__EXERCISE BRIEF__
Report the count of lines below in which the string "JSON" occurs; include nothing else.
__________________________________________________
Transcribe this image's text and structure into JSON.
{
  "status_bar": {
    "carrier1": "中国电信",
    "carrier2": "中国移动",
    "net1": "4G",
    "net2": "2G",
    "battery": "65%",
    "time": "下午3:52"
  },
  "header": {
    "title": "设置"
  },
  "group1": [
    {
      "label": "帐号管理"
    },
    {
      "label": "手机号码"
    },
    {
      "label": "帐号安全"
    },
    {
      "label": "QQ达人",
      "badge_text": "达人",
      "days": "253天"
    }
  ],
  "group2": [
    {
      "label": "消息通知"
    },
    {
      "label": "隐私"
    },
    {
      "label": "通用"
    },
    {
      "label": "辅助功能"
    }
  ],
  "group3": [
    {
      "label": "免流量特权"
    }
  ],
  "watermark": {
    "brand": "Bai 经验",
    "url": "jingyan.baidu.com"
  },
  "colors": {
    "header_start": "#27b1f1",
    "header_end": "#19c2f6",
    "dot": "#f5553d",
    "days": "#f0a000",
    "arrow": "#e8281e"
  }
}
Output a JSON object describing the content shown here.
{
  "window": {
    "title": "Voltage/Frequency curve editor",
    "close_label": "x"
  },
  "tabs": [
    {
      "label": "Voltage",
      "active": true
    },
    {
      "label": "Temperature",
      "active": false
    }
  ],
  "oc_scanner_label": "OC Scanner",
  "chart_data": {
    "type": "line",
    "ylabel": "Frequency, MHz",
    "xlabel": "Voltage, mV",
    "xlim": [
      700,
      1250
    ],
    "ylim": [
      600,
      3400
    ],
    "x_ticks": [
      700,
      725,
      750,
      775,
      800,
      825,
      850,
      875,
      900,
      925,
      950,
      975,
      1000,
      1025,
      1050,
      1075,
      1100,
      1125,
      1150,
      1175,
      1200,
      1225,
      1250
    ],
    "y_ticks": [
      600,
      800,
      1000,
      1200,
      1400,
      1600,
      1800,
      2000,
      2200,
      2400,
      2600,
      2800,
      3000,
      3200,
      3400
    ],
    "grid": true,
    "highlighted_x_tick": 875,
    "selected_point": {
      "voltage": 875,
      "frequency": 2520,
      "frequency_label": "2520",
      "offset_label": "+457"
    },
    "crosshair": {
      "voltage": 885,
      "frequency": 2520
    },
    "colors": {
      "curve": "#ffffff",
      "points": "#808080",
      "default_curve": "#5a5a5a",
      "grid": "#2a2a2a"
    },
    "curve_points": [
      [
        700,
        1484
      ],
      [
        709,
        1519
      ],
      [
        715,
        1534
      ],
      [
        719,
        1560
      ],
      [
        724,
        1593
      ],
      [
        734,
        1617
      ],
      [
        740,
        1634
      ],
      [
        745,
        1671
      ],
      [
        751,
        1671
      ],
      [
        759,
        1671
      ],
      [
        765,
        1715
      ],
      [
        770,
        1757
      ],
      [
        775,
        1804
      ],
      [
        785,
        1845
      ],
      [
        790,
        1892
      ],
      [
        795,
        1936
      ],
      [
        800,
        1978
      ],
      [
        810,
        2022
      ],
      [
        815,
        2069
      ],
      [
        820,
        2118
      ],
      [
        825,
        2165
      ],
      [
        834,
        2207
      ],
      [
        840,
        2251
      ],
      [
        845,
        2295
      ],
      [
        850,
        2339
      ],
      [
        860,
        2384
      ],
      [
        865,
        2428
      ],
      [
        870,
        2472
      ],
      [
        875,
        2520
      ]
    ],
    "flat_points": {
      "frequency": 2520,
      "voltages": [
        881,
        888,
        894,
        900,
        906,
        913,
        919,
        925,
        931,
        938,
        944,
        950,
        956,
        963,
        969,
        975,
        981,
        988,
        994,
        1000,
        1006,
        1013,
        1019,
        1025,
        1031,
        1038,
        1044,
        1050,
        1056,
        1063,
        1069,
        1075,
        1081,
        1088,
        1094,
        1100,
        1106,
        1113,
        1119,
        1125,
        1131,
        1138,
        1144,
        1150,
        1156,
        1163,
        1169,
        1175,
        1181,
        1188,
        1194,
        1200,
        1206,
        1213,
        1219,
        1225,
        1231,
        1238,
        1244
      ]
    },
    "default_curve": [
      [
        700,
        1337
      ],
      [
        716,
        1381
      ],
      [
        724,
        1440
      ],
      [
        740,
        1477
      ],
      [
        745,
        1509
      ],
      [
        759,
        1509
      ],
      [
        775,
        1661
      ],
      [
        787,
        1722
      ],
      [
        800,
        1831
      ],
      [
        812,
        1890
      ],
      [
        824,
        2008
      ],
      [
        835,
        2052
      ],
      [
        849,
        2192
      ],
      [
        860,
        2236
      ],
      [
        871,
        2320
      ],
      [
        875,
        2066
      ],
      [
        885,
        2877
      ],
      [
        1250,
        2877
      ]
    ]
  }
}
__________________________________________________
__SOLUTION TO THIS EXERCISE__
2